■ What the task requires:
Restate the records that follow word for word; no pictures should appear.

*-*-*

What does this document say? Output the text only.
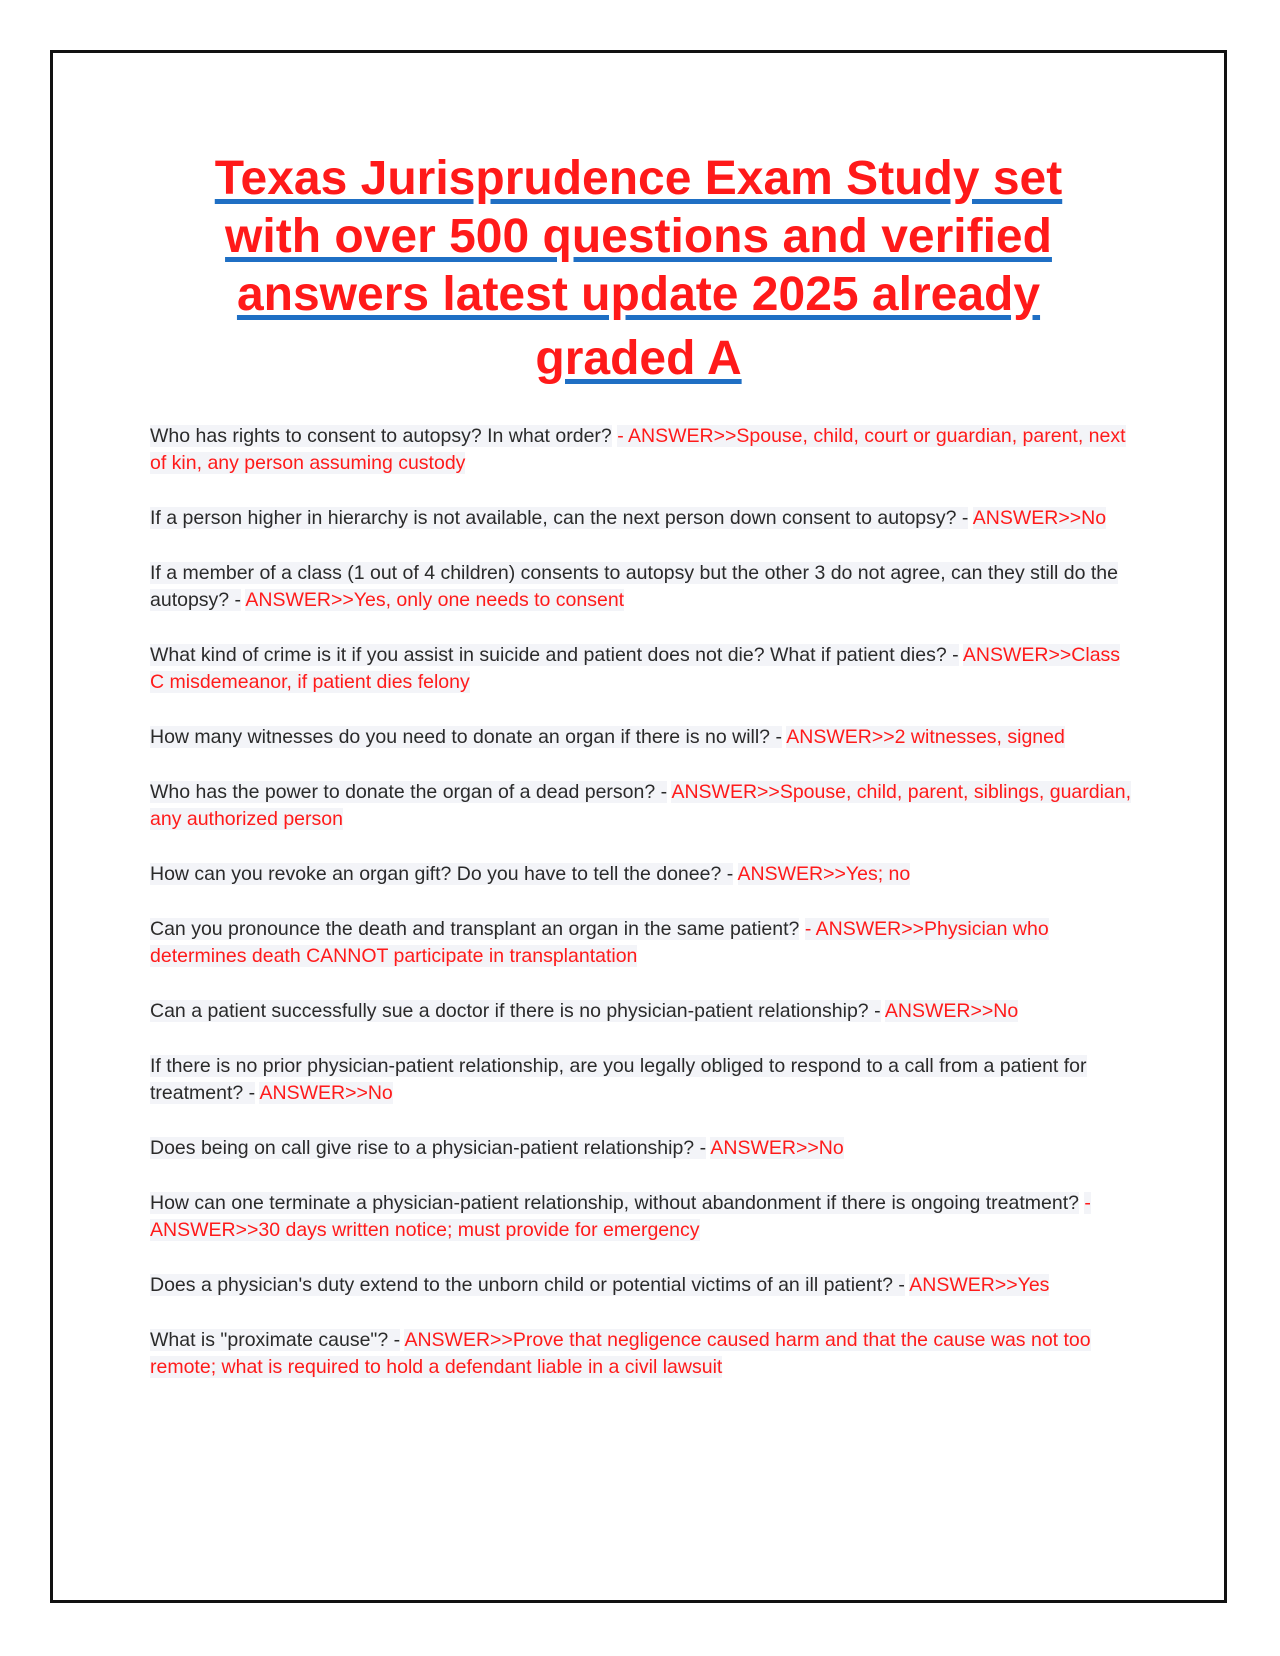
Texas Jurisprudence Exam Study set
with over 500 questions and verified
answers latest update 2025 already
graded A

Who has rights to consent to autopsy? In what order? - ANSWER>>Spouse, child, court or guardian, parent, next of kin, any person assuming custody

If a person higher in hierarchy is not available, can the next person down consent to autopsy? - ANSWER>>No

If a member of a class (1 out of 4 children) consents to autopsy but the other 3 do not agree, can they still do the autopsy? - ANSWER>>Yes, only one needs to consent

What kind of crime is it if you assist in suicide and patient does not die? What if patient dies? - ANSWER>>Class C misdemeanor, if patient dies felony

How many witnesses do you need to donate an organ if there is no will? - ANSWER>>2 witnesses, signed

Who has the power to donate the organ of a dead person? - ANSWER>>Spouse, child, parent, siblings, guardian, any authorized person

How can you revoke an organ gift? Do you have to tell the donee? - ANSWER>>Yes; no

Can you pronounce the death and transplant an organ in the same patient? - ANSWER>>Physician who determines death CANNOT participate in transplantation

Can a patient successfully sue a doctor if there is no physician-patient relationship? - ANSWER>>No

If there is no prior physician-patient relationship, are you legally obliged to respond to a call from a patient for treatment? - ANSWER>>No

Does being on call give rise to a physician-patient relationship? - ANSWER>>No

How can one terminate a physician-patient relationship, without abandonment if there is ongoing treatment? - ANSWER>>30 days written notice; must provide for emergency

Does a physician's duty extend to the unborn child or potential victims of an ill patient? - ANSWER>>Yes

What is "proximate cause"? - ANSWER>>Prove that negligence caused harm and that the cause was not too remote; what is required to hold a defendant liable in a civil lawsuit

*-*-*

■ Expected answer:
What does this document say? Output the text only.
Texas Jurisprudence Exam Study set
with over 500 questions and verified
answers latest update 2025 already
graded A

Who has rights to consent to autopsy? In what order? - ANSWER>>Spouse, child, court or guardian, parent, next of kin, any person assuming custody

If a person higher in hierarchy is not available, can the next person down consent to autopsy? - ANSWER>>No

If a member of a class (1 out of 4 children) consents to autopsy but the other 3 do not agree, can they still do the autopsy? - ANSWER>>Yes, only one needs to consent

What kind of crime is it if you assist in suicide and patient does not die? What if patient dies? - ANSWER>>Class C misdemeanor, if patient dies felony

How many witnesses do you need to donate an organ if there is no will? - ANSWER>>2 witnesses, signed

Who has the power to donate the organ of a dead person? - ANSWER>>Spouse, child, parent, siblings, guardian, any authorized person

How can you revoke an organ gift? Do you have to tell the donee? - ANSWER>>Yes; no

Can you pronounce the death and transplant an organ in the same patient? - ANSWER>>Physician who determines death CANNOT participate in transplantation

Can a patient successfully sue a doctor if there is no physician-patient relationship? - ANSWER>>No

If there is no prior physician-patient relationship, are you legally obliged to respond to a call from a patient for treatment? - ANSWER>>No

Does being on call give rise to a physician-patient relationship? - ANSWER>>No

How can one terminate a physician-patient relationship, without abandonment if there is ongoing treatment? - ANSWER>>30 days written notice; must provide for emergency

Does a physician's duty extend to the unborn child or potential victims of an ill patient? - ANSWER>>Yes

What is "proximate cause"? - ANSWER>>Prove that negligence caused harm and that the cause was not too remote; what is required to hold a defendant liable in a civil lawsuit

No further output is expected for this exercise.